((

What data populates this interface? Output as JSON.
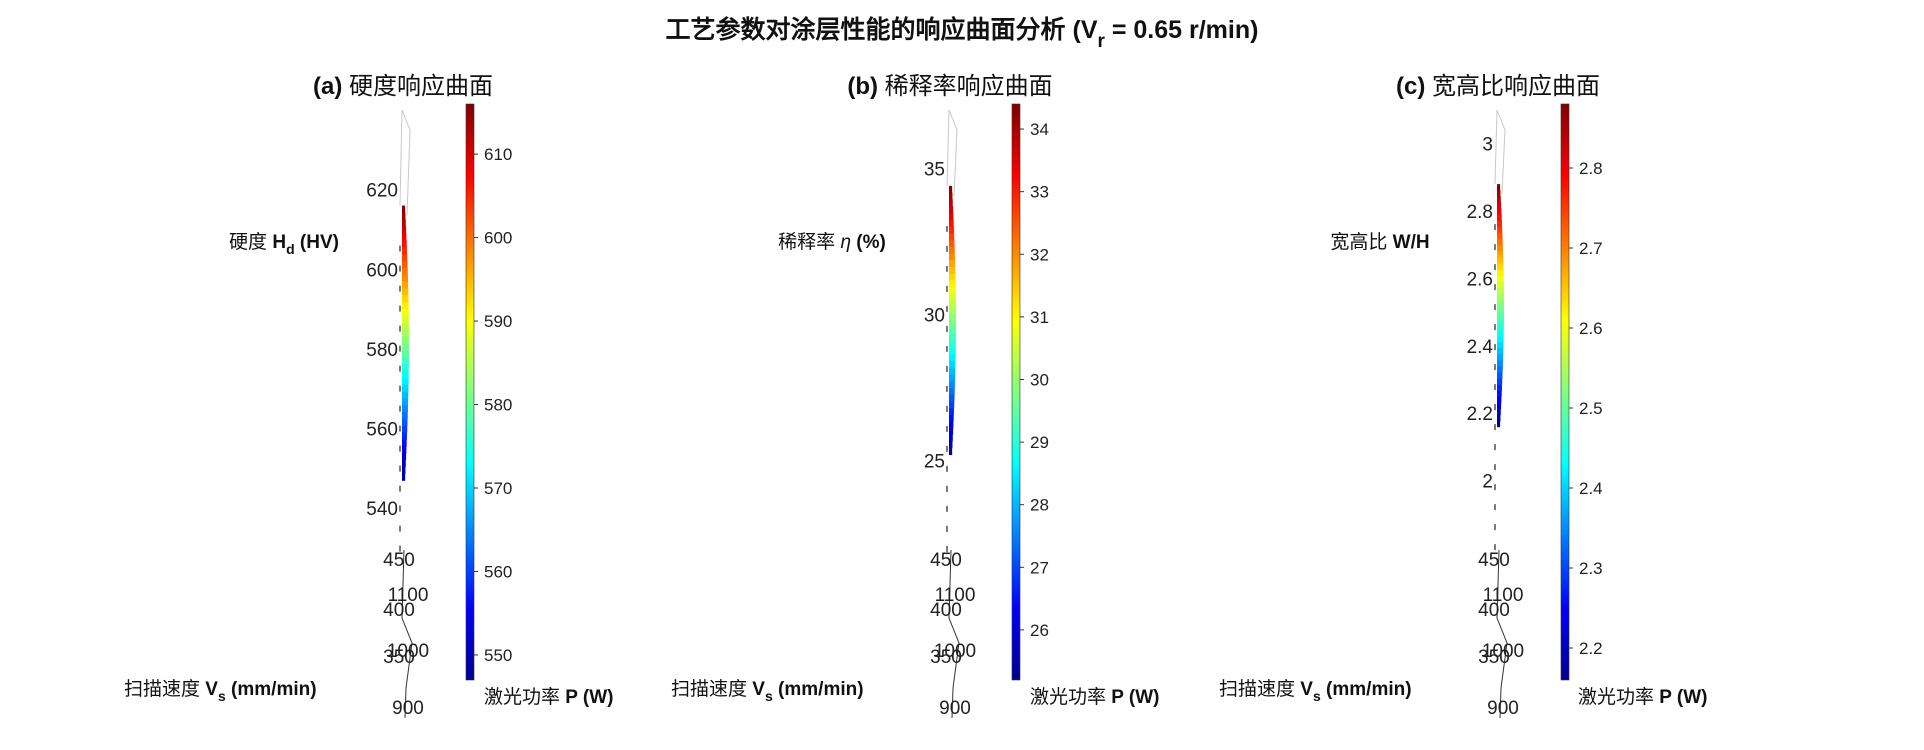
{
  "figure": {
    "title": "工艺参数对涂层性能的响应曲面分析 (V",
    "title_sub": "r",
    "title_tail": " = 0.65 r/min)"
  },
  "chart_data": [
    {
      "type": "surface",
      "panel_label": "(a)",
      "title": "硬度响应曲面",
      "zlabel": "硬度",
      "zlabel_sym": "H",
      "zlabel_sub": "d",
      "zlabel_unit": "(HV)",
      "xlabel": "扫描速度",
      "xlabel_sym": "V",
      "xlabel_sub": "s",
      "xlabel_unit": "(mm/min)",
      "ylabel": "激光功率",
      "ylabel_unit": "P (W)",
      "z_ticks": [
        "620",
        "600",
        "580",
        "560",
        "540"
      ],
      "z_range": [
        530,
        640
      ],
      "x_ticks": [
        "450",
        "400",
        "350"
      ],
      "y_ticks": [
        "1100",
        "1000",
        "900"
      ],
      "colorbar": {
        "range": [
          547,
          616
        ],
        "ticks": [
          "610",
          "600",
          "590",
          "580",
          "570",
          "560",
          "550"
        ]
      },
      "surface_range": [
        547,
        616
      ]
    },
    {
      "type": "surface",
      "panel_label": "(b)",
      "title": "稀释率响应曲面",
      "zlabel": "稀释率",
      "zlabel_sym": "η",
      "zlabel_sub": "",
      "zlabel_unit": "(%)",
      "xlabel": "扫描速度",
      "xlabel_sym": "V",
      "xlabel_sub": "s",
      "xlabel_unit": "(mm/min)",
      "ylabel": "激光功率",
      "ylabel_unit": "P (W)",
      "z_ticks": [
        "35",
        "30",
        "25"
      ],
      "z_range": [
        22,
        37
      ],
      "x_ticks": [
        "450",
        "400",
        "350"
      ],
      "y_ticks": [
        "1100",
        "1000",
        "900"
      ],
      "colorbar": {
        "range": [
          25.2,
          34.4
        ],
        "ticks": [
          "34",
          "33",
          "32",
          "31",
          "30",
          "29",
          "28",
          "27",
          "26"
        ]
      },
      "surface_range": [
        25.2,
        34.4
      ]
    },
    {
      "type": "surface",
      "panel_label": "(c)",
      "title": "宽高比响应曲面",
      "zlabel": "宽高比",
      "zlabel_sym": "W/H",
      "zlabel_sub": "",
      "zlabel_unit": "",
      "xlabel": "扫描速度",
      "xlabel_sym": "V",
      "xlabel_sub": "s",
      "xlabel_unit": "(mm/min)",
      "ylabel": "激光功率",
      "ylabel_unit": "P (W)",
      "z_ticks": [
        "3",
        "2.8",
        "2.6",
        "2.4",
        "2.2",
        "2"
      ],
      "z_range": [
        1.8,
        3.1
      ],
      "x_ticks": [
        "450",
        "400",
        "350"
      ],
      "y_ticks": [
        "1100",
        "1000",
        "900"
      ],
      "colorbar": {
        "range": [
          2.16,
          2.88
        ],
        "ticks": [
          "2.8",
          "2.7",
          "2.6",
          "2.5",
          "2.4",
          "2.3",
          "2.2"
        ]
      },
      "surface_range": [
        2.16,
        2.88
      ]
    }
  ]
}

))

__INSTRUCTIONS TO FOLLOW__. Repeat the preceding records precisely, and leave every picture out of the copy.

__SOLUTION BELOW__.
What data populates this interface? Output as JSON.
{
  "figure": {
    "title": "工艺参数对涂层性能的响应曲面分析 (V",
    "title_sub": "r",
    "title_tail": " = 0.65 r/min)"
  },
  "chart_data": [
    {
      "type": "surface",
      "panel_label": "(a)",
      "title": "硬度响应曲面",
      "zlabel": "硬度",
      "zlabel_sym": "H",
      "zlabel_sub": "d",
      "zlabel_unit": "(HV)",
      "xlabel": "扫描速度",
      "xlabel_sym": "V",
      "xlabel_sub": "s",
      "xlabel_unit": "(mm/min)",
      "ylabel": "激光功率",
      "ylabel_unit": "P (W)",
      "z_ticks": [
        "620",
        "600",
        "580",
        "560",
        "540"
      ],
      "z_range": [
        530,
        640
      ],
      "x_ticks": [
        "450",
        "400",
        "350"
      ],
      "y_ticks": [
        "1100",
        "1000",
        "900"
      ],
      "colorbar": {
        "range": [
          547,
          616
        ],
        "ticks": [
          "610",
          "600",
          "590",
          "580",
          "570",
          "560",
          "550"
        ]
      },
      "surface_range": [
        547,
        616
      ]
    },
    {
      "type": "surface",
      "panel_label": "(b)",
      "title": "稀释率响应曲面",
      "zlabel": "稀释率",
      "zlabel_sym": "η",
      "zlabel_sub": "",
      "zlabel_unit": "(%)",
      "xlabel": "扫描速度",
      "xlabel_sym": "V",
      "xlabel_sub": "s",
      "xlabel_unit": "(mm/min)",
      "ylabel": "激光功率",
      "ylabel_unit": "P (W)",
      "z_ticks": [
        "35",
        "30",
        "25"
      ],
      "z_range": [
        22,
        37
      ],
      "x_ticks": [
        "450",
        "400",
        "350"
      ],
      "y_ticks": [
        "1100",
        "1000",
        "900"
      ],
      "colorbar": {
        "range": [
          25.2,
          34.4
        ],
        "ticks": [
          "34",
          "33",
          "32",
          "31",
          "30",
          "29",
          "28",
          "27",
          "26"
        ]
      },
      "surface_range": [
        25.2,
        34.4
      ]
    },
    {
      "type": "surface",
      "panel_label": "(c)",
      "title": "宽高比响应曲面",
      "zlabel": "宽高比",
      "zlabel_sym": "W/H",
      "zlabel_sub": "",
      "zlabel_unit": "",
      "xlabel": "扫描速度",
      "xlabel_sym": "V",
      "xlabel_sub": "s",
      "xlabel_unit": "(mm/min)",
      "ylabel": "激光功率",
      "ylabel_unit": "P (W)",
      "z_ticks": [
        "3",
        "2.8",
        "2.6",
        "2.4",
        "2.2",
        "2"
      ],
      "z_range": [
        1.8,
        3.1
      ],
      "x_ticks": [
        "450",
        "400",
        "350"
      ],
      "y_ticks": [
        "1100",
        "1000",
        "900"
      ],
      "colorbar": {
        "range": [
          2.16,
          2.88
        ],
        "ticks": [
          "2.8",
          "2.7",
          "2.6",
          "2.5",
          "2.4",
          "2.3",
          "2.2"
        ]
      },
      "surface_range": [
        2.16,
        2.88
      ]
    }
  ]
}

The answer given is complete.